**To be done**
Locate each line of the material that contains "title", then return it.

──────

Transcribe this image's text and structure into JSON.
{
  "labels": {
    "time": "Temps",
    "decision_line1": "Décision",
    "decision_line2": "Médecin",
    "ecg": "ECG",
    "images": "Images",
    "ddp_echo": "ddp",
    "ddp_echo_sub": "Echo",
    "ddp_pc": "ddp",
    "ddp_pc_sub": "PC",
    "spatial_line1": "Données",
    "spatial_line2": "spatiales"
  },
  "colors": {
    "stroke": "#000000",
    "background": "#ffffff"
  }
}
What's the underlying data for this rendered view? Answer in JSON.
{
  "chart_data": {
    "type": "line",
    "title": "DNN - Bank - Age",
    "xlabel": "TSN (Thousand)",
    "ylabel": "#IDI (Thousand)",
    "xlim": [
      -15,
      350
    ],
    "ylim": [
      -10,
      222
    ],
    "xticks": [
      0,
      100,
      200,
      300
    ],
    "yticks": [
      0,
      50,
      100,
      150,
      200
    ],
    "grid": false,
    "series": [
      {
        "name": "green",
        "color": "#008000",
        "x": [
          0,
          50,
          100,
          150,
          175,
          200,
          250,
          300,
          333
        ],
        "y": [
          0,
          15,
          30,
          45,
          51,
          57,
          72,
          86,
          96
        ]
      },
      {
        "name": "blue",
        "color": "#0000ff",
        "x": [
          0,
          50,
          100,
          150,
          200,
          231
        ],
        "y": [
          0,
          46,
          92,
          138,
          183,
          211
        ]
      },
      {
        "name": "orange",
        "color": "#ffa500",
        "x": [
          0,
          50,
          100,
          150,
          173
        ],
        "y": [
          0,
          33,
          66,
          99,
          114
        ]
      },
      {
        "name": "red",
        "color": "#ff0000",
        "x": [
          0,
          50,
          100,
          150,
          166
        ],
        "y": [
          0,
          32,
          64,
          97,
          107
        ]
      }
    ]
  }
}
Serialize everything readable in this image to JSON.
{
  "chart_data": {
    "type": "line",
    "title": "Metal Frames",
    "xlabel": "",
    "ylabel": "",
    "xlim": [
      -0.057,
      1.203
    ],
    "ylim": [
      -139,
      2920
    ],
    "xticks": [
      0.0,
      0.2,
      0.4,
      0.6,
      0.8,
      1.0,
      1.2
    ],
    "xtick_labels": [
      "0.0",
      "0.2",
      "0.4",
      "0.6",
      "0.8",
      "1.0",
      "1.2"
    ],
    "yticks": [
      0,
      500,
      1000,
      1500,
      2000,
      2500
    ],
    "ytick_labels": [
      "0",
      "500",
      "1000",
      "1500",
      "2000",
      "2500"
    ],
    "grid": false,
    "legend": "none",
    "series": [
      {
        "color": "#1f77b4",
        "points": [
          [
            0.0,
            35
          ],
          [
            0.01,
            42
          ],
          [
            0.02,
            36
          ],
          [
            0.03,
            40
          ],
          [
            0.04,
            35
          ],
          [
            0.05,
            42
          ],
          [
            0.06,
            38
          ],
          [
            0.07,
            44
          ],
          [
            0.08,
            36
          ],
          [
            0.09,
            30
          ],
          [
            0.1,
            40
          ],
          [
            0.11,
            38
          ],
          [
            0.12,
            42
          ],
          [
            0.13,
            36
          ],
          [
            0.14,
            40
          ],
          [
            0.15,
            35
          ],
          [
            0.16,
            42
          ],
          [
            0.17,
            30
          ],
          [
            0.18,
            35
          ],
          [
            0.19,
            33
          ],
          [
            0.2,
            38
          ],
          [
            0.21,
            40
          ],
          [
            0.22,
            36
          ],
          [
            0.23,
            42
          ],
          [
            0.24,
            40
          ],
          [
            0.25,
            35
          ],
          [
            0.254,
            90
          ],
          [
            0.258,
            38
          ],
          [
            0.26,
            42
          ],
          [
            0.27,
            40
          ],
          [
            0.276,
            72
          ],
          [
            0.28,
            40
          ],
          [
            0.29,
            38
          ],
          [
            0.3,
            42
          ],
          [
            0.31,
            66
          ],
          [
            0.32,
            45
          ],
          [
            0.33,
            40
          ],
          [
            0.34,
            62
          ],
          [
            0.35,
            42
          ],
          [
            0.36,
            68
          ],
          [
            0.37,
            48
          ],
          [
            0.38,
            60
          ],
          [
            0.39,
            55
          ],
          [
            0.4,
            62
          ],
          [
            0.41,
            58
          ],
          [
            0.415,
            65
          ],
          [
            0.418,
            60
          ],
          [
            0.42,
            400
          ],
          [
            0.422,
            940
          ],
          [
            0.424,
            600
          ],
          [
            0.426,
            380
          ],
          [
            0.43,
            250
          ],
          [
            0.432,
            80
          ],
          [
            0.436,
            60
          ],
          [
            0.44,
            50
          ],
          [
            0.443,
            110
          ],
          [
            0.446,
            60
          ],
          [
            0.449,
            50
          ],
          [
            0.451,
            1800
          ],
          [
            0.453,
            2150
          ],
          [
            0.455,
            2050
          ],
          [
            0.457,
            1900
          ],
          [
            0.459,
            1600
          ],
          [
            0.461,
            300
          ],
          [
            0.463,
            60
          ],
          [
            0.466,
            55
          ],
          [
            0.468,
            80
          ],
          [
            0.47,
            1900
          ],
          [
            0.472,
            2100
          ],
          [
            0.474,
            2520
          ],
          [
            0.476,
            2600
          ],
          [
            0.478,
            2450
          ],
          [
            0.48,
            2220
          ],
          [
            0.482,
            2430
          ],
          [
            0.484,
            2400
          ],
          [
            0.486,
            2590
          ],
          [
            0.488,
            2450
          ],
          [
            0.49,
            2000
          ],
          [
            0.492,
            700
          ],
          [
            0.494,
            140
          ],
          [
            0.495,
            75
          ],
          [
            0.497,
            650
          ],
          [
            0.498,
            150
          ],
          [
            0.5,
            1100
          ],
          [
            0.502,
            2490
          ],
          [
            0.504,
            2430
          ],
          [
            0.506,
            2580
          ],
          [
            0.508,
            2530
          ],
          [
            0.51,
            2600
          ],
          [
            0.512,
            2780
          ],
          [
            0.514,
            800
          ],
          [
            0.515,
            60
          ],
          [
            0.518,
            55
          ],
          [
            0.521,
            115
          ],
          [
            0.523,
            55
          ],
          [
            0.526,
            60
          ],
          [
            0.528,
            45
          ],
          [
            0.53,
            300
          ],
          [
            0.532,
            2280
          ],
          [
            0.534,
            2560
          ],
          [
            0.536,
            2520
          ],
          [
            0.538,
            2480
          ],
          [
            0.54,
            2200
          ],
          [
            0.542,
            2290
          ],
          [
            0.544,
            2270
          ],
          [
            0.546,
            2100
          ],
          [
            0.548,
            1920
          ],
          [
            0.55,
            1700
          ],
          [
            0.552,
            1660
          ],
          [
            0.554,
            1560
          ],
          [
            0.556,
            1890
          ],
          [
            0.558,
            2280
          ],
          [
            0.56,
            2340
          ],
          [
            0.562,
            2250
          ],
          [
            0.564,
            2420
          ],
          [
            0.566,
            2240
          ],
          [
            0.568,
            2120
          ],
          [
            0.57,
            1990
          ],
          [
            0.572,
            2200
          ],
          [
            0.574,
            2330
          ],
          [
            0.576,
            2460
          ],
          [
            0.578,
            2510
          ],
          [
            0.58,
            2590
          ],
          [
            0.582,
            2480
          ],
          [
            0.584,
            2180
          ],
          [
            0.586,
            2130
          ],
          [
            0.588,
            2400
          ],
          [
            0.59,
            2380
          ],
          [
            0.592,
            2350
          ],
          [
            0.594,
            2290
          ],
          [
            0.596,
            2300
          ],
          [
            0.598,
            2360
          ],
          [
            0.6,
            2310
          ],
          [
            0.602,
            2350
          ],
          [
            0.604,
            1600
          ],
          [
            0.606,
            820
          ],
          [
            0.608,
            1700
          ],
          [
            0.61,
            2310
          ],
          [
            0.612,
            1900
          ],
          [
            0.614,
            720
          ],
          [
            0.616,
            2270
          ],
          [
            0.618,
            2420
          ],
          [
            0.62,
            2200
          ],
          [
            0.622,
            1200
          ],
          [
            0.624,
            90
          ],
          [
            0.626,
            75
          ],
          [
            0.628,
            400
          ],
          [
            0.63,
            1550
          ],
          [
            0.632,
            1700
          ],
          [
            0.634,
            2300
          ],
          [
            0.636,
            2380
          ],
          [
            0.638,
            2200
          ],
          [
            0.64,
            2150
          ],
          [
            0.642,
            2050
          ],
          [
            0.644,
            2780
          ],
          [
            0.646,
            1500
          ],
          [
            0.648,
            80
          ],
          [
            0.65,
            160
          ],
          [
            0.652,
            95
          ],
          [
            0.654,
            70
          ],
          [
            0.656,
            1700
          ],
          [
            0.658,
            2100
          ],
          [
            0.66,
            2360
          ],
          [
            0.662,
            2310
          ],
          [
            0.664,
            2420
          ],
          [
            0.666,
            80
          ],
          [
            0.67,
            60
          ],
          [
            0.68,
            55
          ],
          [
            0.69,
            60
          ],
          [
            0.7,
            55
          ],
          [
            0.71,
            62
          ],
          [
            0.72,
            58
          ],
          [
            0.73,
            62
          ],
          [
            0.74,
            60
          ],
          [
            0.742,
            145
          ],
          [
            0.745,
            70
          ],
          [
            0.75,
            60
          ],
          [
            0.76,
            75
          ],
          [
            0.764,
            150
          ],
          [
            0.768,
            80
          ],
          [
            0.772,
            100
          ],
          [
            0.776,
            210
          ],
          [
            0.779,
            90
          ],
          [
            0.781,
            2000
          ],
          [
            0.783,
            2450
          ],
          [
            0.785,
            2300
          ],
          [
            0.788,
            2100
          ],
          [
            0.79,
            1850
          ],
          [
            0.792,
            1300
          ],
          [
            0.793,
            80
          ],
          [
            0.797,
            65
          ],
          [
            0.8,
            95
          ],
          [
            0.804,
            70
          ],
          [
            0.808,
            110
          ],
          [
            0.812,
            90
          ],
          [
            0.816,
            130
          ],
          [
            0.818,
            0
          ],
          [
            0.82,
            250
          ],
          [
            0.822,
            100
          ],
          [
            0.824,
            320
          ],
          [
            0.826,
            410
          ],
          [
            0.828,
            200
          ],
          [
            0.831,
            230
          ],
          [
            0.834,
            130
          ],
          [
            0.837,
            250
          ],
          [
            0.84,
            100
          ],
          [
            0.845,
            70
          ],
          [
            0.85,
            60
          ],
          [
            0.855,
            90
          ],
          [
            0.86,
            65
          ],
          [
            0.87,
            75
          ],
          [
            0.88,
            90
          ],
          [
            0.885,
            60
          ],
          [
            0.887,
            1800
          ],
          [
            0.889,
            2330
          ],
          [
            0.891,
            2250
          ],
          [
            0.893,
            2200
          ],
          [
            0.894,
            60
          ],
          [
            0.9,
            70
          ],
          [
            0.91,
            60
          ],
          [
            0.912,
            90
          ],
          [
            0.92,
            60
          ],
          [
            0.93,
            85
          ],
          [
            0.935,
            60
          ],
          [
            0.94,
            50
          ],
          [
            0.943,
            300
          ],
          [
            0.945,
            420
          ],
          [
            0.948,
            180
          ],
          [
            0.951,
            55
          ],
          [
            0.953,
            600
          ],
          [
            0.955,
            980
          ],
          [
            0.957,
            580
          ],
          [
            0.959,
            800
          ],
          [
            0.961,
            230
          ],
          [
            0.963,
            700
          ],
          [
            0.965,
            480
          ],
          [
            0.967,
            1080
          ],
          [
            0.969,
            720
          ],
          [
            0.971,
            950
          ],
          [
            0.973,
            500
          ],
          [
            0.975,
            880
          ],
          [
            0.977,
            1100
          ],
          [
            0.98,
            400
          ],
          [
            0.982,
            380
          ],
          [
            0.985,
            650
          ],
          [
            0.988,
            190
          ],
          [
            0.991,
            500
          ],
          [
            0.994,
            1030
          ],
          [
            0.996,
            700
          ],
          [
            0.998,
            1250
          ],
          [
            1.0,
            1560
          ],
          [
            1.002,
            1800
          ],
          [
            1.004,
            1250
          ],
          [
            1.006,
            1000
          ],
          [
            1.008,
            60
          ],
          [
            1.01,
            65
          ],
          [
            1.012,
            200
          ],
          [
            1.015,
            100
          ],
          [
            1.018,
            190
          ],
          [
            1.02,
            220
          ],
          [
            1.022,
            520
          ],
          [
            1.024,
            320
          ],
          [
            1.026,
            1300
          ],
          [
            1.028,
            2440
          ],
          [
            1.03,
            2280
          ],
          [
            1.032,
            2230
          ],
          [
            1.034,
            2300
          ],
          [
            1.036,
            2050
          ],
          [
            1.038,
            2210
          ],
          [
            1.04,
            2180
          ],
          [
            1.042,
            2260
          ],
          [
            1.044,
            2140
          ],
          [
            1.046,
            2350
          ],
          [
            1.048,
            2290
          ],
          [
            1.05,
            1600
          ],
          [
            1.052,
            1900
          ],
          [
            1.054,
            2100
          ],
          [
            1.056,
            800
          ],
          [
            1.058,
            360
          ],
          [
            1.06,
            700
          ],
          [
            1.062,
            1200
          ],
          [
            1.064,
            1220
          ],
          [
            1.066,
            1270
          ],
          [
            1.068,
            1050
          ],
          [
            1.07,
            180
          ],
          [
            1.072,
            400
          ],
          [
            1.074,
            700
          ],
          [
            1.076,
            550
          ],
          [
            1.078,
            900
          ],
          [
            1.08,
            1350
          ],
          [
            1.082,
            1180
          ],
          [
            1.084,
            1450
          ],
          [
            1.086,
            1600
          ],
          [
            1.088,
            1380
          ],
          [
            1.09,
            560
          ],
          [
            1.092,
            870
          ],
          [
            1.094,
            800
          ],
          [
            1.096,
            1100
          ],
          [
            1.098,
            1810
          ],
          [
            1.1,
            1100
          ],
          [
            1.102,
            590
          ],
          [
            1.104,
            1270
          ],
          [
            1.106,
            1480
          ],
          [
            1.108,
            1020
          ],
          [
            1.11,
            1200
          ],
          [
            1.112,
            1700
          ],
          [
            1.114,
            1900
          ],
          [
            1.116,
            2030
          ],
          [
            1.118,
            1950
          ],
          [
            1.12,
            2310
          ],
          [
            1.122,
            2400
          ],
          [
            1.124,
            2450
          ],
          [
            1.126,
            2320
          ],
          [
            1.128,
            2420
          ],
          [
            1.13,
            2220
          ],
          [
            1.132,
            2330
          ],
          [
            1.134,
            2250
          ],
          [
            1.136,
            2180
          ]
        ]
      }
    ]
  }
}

──────

**Finished exercise**
    "title": "DNN - Bank - Age",
    "title": "Metal Frames",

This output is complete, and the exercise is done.